[Stored data entries]
▬▬▬▬▬▬

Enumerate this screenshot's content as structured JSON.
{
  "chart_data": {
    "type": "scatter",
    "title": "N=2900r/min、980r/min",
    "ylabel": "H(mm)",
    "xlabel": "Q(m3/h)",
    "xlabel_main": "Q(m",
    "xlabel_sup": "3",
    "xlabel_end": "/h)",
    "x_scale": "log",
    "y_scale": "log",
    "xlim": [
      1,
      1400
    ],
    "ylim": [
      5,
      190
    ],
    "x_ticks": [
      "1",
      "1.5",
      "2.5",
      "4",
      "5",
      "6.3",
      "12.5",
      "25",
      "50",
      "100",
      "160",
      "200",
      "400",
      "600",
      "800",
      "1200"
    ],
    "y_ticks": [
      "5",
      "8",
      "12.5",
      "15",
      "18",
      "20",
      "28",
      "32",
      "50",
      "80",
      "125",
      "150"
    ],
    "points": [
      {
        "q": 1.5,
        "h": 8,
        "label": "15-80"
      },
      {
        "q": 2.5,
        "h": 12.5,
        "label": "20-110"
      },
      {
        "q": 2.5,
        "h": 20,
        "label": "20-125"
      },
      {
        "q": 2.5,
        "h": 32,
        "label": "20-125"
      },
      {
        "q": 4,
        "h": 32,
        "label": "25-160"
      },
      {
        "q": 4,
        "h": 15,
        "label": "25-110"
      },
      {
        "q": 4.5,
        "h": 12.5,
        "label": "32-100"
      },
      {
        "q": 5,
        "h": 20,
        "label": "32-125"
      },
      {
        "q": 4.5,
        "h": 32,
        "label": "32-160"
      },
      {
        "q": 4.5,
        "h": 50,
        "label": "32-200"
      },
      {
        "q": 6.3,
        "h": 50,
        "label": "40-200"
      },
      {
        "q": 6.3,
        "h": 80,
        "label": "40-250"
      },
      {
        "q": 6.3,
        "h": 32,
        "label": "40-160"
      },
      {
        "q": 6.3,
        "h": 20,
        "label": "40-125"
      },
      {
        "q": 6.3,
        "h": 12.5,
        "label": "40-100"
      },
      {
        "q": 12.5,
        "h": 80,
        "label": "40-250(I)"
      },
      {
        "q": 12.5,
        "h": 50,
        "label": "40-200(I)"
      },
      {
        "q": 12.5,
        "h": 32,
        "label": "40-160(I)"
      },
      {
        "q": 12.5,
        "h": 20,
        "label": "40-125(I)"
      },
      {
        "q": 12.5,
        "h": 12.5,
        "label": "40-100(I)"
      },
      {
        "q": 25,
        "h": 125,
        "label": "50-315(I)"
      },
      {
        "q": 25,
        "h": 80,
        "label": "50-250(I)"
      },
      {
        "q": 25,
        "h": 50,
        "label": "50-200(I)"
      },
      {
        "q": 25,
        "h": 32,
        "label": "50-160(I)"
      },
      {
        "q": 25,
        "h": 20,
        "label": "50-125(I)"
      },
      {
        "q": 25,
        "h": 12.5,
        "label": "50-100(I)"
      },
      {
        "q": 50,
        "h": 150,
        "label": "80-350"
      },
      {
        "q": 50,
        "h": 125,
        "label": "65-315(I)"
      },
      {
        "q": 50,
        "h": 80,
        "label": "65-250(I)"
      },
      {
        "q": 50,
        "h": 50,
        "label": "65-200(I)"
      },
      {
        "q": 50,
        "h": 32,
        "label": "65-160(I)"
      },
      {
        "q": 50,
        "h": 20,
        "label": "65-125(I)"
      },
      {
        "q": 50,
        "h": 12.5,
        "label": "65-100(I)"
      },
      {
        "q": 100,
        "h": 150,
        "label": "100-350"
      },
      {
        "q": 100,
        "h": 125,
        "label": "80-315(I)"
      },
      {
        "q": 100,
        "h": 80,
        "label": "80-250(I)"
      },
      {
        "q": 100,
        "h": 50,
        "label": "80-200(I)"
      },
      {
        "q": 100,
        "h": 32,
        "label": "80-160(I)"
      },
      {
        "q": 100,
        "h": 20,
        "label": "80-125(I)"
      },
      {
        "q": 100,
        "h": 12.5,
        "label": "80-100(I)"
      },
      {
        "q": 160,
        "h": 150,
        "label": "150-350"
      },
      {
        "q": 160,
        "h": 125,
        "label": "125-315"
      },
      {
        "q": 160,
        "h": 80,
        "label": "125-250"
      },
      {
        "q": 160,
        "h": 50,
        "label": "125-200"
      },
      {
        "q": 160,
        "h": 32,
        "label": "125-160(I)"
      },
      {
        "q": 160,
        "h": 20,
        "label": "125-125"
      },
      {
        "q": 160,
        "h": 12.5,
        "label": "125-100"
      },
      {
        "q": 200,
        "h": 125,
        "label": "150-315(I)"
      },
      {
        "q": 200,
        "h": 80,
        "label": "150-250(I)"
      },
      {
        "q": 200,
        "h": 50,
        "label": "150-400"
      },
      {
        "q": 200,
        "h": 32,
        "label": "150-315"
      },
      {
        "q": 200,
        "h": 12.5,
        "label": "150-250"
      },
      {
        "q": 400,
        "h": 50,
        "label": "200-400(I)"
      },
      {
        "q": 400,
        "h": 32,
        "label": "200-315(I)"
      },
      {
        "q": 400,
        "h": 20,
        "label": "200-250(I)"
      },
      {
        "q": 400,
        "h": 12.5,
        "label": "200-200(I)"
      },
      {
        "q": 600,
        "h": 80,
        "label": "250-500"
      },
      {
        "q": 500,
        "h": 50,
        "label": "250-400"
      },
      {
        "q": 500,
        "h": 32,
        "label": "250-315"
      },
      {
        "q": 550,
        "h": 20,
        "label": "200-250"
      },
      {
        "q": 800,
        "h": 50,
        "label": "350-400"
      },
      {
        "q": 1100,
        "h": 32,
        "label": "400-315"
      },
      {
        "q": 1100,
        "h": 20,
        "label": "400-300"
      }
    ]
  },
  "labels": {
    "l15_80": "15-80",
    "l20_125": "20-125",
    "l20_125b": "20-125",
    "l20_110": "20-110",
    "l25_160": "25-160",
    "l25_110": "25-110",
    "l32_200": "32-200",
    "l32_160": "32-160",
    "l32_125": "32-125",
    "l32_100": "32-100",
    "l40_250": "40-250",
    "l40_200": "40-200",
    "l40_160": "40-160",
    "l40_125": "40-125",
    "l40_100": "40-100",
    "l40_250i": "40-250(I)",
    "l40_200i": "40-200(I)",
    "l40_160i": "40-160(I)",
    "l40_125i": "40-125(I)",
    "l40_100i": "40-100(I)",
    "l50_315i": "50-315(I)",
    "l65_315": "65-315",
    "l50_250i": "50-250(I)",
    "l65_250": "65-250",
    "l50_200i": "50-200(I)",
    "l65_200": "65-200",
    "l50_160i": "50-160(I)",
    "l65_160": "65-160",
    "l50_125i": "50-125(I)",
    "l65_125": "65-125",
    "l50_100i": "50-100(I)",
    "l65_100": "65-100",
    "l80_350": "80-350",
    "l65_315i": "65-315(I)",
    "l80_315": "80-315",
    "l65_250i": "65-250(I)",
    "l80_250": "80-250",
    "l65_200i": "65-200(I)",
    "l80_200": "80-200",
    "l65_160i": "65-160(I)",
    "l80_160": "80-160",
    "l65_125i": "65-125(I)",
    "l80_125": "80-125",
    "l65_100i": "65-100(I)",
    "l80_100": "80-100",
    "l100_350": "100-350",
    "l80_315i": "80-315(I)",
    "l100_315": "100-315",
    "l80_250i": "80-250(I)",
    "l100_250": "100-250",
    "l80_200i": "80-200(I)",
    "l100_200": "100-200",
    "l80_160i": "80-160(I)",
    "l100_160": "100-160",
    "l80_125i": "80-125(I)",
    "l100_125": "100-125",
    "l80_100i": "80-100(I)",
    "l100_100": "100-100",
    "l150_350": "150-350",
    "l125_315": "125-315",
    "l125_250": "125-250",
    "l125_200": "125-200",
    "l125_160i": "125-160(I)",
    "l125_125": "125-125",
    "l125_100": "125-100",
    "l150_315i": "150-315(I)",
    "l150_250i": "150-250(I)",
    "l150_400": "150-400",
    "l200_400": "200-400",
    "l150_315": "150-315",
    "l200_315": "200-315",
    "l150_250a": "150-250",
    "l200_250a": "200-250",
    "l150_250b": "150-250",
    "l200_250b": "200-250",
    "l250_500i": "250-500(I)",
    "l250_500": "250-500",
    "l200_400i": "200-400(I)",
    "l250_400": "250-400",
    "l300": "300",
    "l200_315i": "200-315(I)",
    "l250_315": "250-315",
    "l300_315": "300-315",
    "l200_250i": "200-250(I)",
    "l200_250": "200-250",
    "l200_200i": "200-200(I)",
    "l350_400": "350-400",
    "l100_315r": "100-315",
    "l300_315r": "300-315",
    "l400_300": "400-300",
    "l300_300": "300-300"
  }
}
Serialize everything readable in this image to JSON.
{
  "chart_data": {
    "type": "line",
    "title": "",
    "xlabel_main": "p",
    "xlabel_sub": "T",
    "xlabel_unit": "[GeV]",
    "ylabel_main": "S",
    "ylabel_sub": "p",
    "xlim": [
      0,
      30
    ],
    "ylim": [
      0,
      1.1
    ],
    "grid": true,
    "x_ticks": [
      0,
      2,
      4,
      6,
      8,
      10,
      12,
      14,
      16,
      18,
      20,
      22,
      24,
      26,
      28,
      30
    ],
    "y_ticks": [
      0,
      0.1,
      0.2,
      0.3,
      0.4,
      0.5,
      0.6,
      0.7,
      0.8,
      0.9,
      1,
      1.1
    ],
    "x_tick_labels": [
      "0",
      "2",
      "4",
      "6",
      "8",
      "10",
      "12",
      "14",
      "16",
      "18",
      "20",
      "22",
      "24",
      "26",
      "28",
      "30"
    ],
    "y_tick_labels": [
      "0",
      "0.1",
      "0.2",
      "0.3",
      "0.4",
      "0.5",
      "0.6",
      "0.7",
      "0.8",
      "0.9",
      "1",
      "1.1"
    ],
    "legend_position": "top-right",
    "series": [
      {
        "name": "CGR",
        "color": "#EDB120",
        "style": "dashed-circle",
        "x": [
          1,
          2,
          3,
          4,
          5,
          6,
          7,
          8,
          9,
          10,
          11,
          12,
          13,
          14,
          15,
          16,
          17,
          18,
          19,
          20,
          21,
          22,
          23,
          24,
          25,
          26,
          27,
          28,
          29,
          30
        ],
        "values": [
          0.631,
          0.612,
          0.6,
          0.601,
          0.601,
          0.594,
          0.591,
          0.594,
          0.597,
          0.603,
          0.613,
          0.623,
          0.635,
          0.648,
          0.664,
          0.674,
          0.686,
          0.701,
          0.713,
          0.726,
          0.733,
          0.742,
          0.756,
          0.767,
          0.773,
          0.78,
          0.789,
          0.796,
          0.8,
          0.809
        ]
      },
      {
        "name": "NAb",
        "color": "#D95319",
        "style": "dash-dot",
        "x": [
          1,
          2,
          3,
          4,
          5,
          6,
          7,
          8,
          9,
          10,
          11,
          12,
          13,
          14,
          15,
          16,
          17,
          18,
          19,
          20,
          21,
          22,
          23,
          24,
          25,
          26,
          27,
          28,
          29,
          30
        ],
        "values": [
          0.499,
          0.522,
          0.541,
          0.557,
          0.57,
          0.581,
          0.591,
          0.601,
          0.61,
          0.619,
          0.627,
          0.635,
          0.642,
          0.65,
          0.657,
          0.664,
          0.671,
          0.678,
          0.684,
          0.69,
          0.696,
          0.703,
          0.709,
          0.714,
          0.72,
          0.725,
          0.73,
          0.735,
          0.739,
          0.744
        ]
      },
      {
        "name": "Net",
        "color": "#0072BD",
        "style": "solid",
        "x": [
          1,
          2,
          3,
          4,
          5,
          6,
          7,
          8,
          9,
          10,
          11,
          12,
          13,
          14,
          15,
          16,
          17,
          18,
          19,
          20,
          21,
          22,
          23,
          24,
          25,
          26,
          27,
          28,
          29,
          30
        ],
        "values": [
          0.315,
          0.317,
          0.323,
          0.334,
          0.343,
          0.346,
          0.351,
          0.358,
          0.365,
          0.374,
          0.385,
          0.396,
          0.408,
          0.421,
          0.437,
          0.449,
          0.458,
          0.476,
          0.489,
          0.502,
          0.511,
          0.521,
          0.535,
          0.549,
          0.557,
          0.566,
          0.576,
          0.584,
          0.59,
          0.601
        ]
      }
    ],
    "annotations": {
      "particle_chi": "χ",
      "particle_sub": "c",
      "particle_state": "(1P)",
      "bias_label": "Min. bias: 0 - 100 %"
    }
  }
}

▬▬▬▬▬▬

> Problem requirements:
Write out every line from the entries where "color" appears.

> Finished exercise:
        "color": "#EDB120",
        "color": "#D95319",
        "color": "#0072BD",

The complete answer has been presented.